**Information given**:
....

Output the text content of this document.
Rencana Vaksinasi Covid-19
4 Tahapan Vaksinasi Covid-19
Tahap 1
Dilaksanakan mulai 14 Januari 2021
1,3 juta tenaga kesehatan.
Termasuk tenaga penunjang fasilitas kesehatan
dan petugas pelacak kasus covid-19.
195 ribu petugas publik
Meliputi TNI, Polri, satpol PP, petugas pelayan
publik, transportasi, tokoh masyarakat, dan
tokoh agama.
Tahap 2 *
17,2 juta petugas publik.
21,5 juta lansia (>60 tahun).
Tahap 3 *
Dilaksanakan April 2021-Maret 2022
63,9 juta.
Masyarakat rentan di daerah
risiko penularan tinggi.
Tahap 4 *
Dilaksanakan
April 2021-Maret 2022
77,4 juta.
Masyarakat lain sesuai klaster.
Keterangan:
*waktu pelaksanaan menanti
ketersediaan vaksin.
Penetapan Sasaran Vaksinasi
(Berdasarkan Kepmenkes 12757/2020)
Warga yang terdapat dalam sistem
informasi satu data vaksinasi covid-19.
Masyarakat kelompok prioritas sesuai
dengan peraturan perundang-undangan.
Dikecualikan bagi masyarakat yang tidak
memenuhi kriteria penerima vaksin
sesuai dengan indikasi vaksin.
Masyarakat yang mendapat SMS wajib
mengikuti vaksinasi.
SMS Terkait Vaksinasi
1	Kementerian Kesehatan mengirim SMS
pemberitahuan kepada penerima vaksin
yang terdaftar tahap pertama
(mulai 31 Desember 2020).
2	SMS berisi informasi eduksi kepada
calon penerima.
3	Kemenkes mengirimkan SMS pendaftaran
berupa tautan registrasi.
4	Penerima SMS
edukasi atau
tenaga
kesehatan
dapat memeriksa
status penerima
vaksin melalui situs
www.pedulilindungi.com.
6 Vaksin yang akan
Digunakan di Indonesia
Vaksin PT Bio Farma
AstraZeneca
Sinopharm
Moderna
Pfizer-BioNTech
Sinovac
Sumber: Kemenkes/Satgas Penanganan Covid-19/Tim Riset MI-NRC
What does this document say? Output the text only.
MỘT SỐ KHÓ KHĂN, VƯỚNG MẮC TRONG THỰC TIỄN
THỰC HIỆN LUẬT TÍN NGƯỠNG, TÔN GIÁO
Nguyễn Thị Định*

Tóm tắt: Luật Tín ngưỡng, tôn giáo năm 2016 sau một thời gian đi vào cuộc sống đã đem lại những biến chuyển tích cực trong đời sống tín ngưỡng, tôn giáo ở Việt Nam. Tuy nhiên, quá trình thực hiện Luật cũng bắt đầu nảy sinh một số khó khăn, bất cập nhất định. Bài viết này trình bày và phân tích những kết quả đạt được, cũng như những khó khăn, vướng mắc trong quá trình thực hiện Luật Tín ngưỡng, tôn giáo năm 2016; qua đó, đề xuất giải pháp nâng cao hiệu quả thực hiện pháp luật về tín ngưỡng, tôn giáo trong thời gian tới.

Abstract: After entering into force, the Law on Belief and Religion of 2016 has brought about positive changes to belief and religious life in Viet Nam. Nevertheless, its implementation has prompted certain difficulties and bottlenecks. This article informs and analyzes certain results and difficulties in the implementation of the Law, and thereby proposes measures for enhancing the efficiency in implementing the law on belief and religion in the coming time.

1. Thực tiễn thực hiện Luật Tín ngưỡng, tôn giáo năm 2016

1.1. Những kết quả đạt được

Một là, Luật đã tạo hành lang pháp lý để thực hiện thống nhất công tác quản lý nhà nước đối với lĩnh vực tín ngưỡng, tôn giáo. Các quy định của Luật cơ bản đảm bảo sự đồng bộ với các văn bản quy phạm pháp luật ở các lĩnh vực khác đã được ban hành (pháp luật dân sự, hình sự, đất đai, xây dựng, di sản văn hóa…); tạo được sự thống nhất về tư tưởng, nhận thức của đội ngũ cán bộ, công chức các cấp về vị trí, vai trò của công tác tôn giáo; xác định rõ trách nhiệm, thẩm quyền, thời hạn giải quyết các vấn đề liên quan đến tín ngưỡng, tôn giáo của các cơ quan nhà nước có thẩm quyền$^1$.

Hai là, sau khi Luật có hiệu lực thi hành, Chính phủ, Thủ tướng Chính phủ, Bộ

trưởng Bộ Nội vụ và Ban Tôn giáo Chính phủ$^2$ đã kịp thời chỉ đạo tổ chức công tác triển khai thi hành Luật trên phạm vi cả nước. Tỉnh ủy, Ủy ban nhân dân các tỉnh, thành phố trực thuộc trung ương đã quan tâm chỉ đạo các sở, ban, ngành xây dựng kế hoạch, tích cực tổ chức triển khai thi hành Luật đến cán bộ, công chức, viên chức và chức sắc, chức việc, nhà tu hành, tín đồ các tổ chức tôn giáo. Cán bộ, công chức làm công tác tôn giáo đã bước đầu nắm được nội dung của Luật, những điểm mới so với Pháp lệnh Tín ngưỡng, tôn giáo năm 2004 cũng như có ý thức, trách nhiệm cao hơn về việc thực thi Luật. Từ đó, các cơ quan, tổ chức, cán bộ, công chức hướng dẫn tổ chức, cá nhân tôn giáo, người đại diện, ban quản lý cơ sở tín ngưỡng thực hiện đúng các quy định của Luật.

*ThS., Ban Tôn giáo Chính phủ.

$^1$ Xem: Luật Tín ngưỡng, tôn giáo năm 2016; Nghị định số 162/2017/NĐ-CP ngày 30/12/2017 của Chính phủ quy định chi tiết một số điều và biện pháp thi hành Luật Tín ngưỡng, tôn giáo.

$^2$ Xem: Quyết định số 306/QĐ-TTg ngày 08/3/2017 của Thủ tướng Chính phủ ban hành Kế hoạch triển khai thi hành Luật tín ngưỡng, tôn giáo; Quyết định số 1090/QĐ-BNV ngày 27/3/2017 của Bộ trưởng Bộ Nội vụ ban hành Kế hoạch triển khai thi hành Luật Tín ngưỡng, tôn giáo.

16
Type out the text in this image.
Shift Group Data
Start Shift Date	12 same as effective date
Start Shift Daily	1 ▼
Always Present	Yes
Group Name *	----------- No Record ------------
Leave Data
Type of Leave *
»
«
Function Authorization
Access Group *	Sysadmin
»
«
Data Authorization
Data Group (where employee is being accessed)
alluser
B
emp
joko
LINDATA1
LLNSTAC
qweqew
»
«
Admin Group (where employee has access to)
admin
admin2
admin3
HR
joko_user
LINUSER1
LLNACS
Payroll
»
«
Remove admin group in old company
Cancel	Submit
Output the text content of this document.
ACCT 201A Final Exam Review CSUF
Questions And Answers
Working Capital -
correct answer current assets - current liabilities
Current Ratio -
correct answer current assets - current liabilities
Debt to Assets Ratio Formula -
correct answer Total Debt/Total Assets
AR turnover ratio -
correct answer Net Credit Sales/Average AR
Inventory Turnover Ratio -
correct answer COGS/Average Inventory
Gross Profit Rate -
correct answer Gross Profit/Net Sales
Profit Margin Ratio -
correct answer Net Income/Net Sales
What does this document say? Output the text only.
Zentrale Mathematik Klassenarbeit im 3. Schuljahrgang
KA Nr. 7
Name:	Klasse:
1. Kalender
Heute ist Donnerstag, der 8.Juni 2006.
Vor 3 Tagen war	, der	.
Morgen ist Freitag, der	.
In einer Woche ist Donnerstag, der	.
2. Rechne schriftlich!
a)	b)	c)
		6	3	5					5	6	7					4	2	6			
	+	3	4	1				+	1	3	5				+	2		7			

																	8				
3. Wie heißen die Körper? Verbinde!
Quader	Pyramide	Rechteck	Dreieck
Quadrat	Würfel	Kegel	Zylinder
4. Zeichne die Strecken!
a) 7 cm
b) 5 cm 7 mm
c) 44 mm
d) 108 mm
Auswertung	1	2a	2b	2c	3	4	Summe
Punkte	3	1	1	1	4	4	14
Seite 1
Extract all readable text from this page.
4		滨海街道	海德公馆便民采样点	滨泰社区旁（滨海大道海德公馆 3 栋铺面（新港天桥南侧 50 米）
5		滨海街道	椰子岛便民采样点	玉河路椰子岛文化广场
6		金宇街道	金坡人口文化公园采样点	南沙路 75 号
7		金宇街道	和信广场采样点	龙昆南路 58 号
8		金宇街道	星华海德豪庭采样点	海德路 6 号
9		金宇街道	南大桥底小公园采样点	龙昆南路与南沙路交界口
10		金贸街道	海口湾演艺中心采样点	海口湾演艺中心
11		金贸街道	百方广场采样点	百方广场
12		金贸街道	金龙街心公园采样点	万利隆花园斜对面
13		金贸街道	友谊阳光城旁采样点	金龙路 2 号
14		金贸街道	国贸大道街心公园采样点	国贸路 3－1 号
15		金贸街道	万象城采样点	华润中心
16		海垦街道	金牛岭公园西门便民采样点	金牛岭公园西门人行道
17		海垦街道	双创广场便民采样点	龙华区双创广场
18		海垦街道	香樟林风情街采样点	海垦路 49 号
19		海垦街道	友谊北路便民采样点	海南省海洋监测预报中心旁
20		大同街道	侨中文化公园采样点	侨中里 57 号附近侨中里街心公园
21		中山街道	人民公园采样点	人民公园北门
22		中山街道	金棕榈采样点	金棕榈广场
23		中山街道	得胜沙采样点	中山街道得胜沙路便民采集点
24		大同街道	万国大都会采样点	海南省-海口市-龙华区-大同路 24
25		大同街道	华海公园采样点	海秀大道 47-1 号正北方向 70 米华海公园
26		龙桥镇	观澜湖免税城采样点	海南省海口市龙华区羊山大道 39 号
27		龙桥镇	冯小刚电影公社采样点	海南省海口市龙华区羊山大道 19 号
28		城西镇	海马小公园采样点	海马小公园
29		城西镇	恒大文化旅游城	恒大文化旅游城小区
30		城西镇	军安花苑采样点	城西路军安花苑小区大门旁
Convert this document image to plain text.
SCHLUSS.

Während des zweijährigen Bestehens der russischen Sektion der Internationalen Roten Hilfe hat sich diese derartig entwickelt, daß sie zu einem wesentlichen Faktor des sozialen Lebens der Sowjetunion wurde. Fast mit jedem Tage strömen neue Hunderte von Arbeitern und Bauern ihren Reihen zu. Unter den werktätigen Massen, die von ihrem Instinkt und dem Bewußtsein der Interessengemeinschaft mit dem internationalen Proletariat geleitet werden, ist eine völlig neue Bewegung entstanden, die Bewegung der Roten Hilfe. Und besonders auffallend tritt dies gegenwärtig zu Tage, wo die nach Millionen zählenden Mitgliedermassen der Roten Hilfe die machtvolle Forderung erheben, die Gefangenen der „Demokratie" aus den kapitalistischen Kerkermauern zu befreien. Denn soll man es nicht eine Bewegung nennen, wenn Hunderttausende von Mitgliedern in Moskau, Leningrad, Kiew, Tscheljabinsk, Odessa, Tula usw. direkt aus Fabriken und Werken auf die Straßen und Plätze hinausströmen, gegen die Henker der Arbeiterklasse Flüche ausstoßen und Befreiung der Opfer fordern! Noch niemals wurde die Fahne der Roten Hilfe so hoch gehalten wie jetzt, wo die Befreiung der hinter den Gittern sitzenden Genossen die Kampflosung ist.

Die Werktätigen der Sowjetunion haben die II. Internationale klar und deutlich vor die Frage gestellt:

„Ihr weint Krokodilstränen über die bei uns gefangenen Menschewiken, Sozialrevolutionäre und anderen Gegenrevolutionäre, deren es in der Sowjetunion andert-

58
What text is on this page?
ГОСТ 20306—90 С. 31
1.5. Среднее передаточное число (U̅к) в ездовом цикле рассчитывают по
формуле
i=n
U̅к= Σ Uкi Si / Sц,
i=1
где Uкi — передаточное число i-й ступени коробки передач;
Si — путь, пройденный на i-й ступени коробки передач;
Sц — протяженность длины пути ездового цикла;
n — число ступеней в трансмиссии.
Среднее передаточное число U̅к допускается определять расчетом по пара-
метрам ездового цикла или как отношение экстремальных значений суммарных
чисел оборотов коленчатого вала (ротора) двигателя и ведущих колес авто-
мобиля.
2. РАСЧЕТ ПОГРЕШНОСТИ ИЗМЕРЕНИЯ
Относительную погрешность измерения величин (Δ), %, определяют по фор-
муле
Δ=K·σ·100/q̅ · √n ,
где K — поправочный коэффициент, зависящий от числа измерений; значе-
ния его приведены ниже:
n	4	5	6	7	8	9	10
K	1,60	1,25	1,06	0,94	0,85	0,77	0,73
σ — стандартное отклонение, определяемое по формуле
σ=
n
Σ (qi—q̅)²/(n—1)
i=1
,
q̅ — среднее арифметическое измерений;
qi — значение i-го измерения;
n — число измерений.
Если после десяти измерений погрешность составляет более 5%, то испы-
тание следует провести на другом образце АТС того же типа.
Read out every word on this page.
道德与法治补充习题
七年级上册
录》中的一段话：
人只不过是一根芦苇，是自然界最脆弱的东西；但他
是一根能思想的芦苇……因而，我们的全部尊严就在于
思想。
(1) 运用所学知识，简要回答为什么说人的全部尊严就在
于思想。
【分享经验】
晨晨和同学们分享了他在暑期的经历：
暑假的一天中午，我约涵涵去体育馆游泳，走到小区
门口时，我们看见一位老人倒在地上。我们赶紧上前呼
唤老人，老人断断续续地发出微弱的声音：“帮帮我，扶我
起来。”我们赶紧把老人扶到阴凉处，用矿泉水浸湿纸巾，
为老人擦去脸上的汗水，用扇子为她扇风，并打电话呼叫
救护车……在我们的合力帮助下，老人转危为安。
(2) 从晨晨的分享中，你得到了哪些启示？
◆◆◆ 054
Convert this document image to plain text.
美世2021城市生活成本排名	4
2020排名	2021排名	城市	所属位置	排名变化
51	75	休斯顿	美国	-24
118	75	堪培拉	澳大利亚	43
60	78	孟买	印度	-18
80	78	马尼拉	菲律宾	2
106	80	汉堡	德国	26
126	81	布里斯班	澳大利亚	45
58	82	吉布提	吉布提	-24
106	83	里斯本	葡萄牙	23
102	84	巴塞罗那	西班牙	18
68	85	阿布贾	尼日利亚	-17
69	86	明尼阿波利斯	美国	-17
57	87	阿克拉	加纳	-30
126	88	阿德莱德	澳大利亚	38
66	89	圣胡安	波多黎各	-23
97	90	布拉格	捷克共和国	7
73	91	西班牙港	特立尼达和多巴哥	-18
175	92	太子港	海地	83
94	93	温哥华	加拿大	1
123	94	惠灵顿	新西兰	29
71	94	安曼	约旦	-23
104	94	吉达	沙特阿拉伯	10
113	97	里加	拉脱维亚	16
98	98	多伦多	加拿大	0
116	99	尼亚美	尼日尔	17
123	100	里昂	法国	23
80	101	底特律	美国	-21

....

**Stated goal**:
Make a copy of each line that contains the string "Debt".

**Solved exercise**:
Debt to Assets Ratio Formula -
correct answer Total Debt/Total Assets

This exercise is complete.